Instructions for the task: Take the data that follows and retype it word for word.

Data in this exercise:
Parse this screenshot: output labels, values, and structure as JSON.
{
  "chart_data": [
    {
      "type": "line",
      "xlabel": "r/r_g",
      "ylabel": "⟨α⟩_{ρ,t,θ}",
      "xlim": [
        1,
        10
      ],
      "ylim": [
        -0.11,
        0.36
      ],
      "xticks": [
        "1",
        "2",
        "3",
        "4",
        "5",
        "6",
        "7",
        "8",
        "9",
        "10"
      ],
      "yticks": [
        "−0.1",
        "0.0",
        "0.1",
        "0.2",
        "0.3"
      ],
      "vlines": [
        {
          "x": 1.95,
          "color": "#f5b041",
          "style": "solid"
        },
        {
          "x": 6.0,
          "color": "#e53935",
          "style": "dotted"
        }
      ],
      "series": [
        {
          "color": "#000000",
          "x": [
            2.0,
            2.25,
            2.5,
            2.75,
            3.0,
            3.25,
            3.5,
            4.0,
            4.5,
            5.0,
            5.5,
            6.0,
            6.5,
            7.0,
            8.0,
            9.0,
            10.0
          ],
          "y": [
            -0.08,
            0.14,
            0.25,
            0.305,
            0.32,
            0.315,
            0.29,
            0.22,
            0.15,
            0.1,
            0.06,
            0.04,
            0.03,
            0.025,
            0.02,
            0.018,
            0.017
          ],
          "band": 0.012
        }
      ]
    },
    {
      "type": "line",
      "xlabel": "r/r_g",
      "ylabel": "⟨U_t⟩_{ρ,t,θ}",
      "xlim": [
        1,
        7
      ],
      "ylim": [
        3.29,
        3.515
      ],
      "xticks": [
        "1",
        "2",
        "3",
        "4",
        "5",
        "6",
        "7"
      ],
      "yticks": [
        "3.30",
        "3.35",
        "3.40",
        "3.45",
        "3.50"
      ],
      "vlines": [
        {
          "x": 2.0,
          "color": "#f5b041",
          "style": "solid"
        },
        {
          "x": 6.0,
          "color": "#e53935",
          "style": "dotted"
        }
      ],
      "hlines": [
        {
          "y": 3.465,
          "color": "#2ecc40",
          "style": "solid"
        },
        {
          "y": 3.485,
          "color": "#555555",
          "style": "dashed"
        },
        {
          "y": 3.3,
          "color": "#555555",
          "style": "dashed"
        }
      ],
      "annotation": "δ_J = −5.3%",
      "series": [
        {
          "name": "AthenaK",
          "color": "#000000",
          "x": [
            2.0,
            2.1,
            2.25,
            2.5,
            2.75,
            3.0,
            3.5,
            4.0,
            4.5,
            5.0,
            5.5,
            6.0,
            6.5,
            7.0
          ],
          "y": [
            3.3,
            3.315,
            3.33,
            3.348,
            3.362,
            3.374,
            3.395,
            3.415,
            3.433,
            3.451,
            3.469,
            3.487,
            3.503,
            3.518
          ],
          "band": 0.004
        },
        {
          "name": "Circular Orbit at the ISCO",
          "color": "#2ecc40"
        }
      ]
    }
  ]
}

Exercise response:
Parse this screenshot: output labels, values, and structure as JSON.
{
  "chart_data": [
    {
      "type": "line",
      "xlabel": "r/r_g",
      "ylabel": "⟨α⟩_{ρ,t,θ}",
      "xlim": [
        1,
        10
      ],
      "ylim": [
        -0.11,
        0.36
      ],
      "xticks": [
        "1",
        "2",
        "3",
        "4",
        "5",
        "6",
        "7",
        "8",
        "9",
        "10"
      ],
      "yticks": [
        "−0.1",
        "0.0",
        "0.1",
        "0.2",
        "0.3"
      ],
      "vlines": [
        {
          "x": 1.95,
          "color": "#f5b041",
          "style": "solid"
        },
        {
          "x": 6.0,
          "color": "#e53935",
          "style": "dotted"
        }
      ],
      "series": [
        {
          "color": "#000000",
          "x": [
            2.0,
            2.25,
            2.5,
            2.75,
            3.0,
            3.25,
            3.5,
            4.0,
            4.5,
            5.0,
            5.5,
            6.0,
            6.5,
            7.0,
            8.0,
            9.0,
            10.0
          ],
          "y": [
            -0.08,
            0.14,
            0.25,
            0.305,
            0.32,
            0.315,
            0.29,
            0.22,
            0.15,
            0.1,
            0.06,
            0.04,
            0.03,
            0.025,
            0.02,
            0.018,
            0.017
          ],
          "band": 0.012
        }
      ]
    },
    {
      "type": "line",
      "xlabel": "r/r_g",
      "ylabel": "⟨U_t⟩_{ρ,t,θ}",
      "xlim": [
        1,
        7
      ],
      "ylim": [
        3.29,
        3.515
      ],
      "xticks": [
        "1",
        "2",
        "3",
        "4",
        "5",
        "6",
        "7"
      ],
      "yticks": [
        "3.30",
        "3.35",
        "3.40",
        "3.45",
        "3.50"
      ],
      "vlines": [
        {
          "x": 2.0,
          "color": "#f5b041",
          "style": "solid"
        },
        {
          "x": 6.0,
          "color": "#e53935",
          "style": "dotted"
        }
      ],
      "hlines": [
        {
          "y": 3.465,
          "color": "#2ecc40",
          "style": "solid"
        },
        {
          "y": 3.485,
          "color": "#555555",
          "style": "dashed"
        },
        {
          "y": 3.3,
          "color": "#555555",
          "style": "dashed"
        }
      ],
      "annotation": "δ_J = −5.3%",
      "series": [
        {
          "name": "AthenaK",
          "color": "#000000",
          "x": [
            2.0,
            2.1,
            2.25,
            2.5,
            2.75,
            3.0,
            3.5,
            4.0,
            4.5,
            5.0,
            5.5,
            6.0,
            6.5,
            7.0
          ],
          "y": [
            3.3,
            3.315,
            3.33,
            3.348,
            3.362,
            3.374,
            3.395,
            3.415,
            3.433,
            3.451,
            3.469,
            3.487,
            3.503,
            3.518
          ],
          "band": 0.004
        },
        {
          "name": "Circular Orbit at the ISCO",
          "color": "#2ecc40"
        }
      ]
    }
  ]
}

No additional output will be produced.